AVAILABLE RECORDS ->
==*==

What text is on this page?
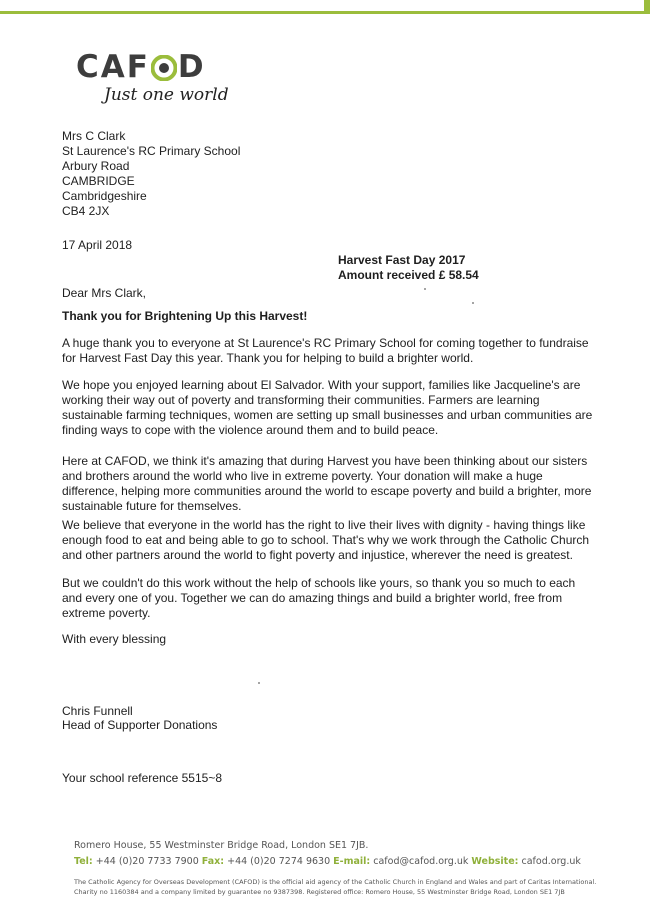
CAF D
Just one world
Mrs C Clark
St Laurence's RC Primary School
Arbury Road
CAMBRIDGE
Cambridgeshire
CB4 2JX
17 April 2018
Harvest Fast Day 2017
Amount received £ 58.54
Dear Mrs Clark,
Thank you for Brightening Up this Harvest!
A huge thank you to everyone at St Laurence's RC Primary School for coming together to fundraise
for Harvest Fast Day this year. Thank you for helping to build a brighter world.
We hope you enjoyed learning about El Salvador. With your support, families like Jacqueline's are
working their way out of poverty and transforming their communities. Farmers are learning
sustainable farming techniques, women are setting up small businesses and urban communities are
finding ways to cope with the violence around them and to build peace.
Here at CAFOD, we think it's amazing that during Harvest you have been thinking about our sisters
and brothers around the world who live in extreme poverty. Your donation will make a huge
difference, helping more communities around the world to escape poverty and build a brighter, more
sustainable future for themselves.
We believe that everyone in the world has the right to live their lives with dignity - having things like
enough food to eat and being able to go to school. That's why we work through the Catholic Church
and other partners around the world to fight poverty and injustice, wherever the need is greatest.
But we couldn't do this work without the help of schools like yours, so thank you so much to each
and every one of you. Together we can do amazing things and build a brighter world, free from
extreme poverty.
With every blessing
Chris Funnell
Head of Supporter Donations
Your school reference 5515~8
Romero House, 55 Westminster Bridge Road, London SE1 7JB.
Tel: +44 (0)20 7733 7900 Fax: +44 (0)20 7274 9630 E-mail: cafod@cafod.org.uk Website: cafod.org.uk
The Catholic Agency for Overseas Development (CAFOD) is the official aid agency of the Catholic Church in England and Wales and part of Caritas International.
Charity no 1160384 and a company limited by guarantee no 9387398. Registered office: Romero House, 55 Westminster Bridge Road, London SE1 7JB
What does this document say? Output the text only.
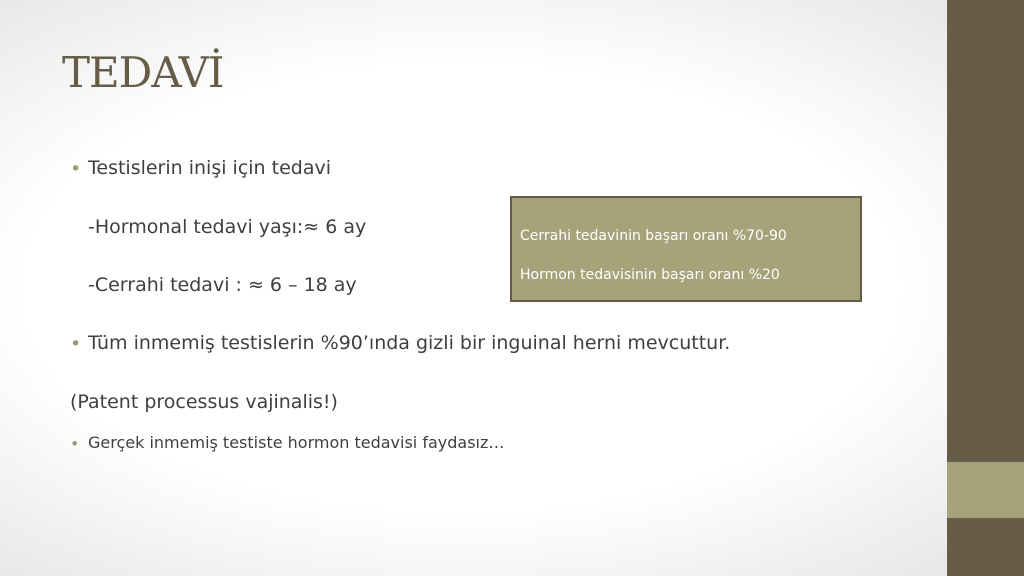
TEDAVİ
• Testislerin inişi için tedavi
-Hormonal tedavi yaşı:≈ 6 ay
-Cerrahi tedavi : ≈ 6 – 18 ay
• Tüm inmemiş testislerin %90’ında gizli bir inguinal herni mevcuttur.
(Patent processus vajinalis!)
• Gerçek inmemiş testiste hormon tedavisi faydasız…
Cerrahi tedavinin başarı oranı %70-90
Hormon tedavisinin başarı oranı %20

==*==

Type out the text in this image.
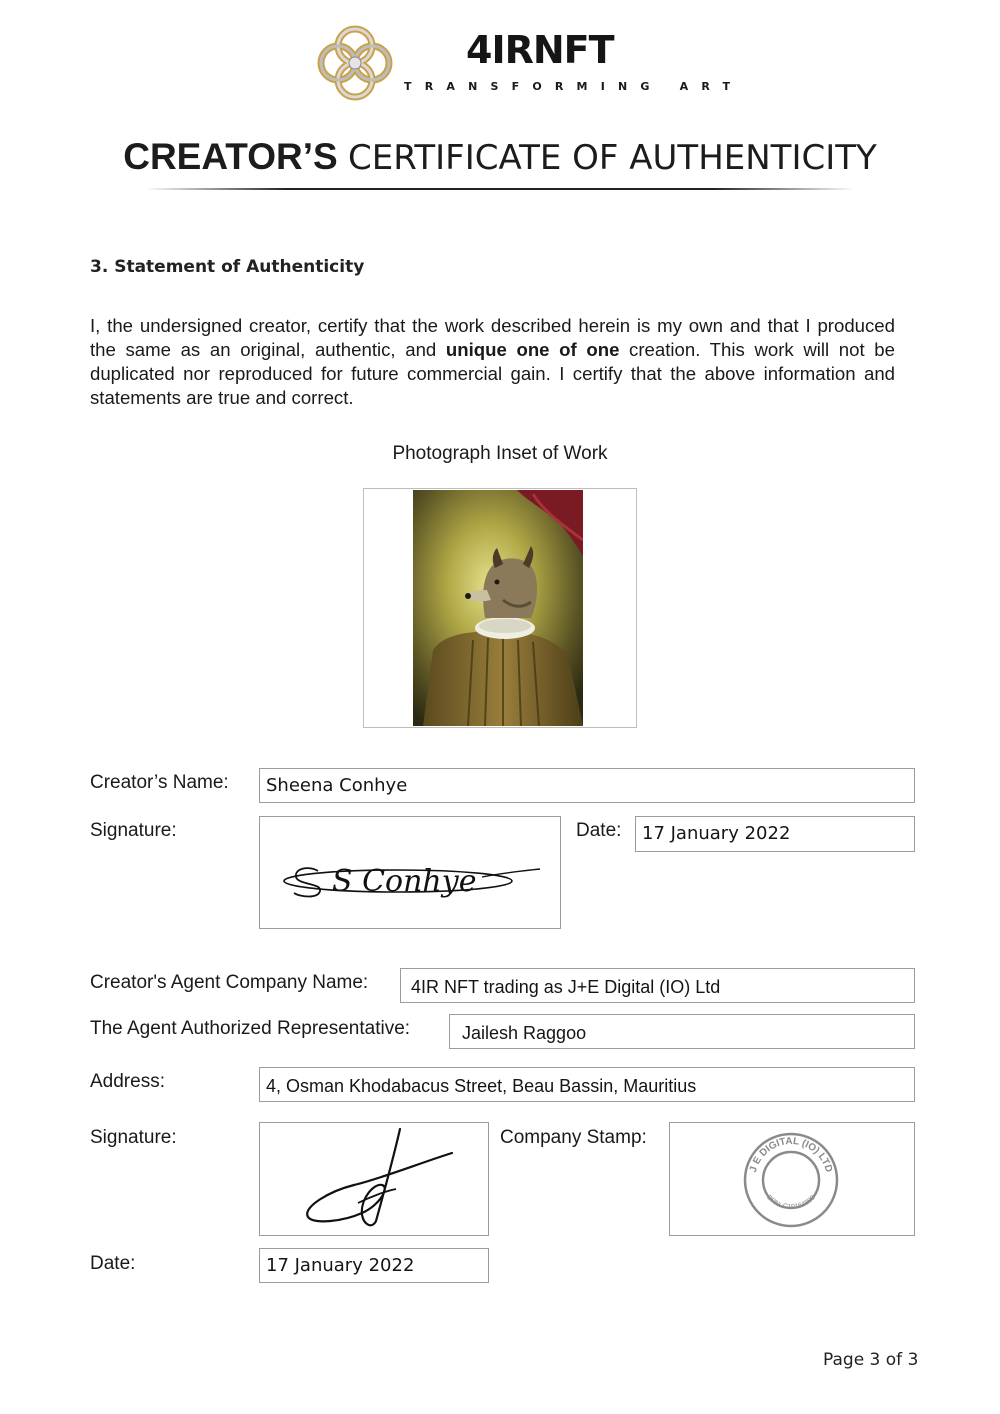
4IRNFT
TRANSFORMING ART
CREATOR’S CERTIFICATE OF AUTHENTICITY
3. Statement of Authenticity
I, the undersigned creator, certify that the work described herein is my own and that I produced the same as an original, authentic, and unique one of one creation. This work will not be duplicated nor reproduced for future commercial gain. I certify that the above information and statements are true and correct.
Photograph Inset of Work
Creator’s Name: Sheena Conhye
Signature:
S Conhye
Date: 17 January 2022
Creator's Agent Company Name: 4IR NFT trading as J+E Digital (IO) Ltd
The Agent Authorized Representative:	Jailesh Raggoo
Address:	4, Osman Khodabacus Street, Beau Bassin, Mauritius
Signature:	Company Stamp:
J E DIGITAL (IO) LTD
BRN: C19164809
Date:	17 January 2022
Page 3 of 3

==*==

YOUR TASK -> Show the lines from the data above that contain the string "Harvest".

RESULT FOR THIS TASK ->
Harvest Fast Day 2017
Thank you for Brightening Up this Harvest!
for Harvest Fast Day this year. Thank you for helping to build a brighter world.
Here at CAFOD, we think it's amazing that during Harvest you have been thinking about our sisters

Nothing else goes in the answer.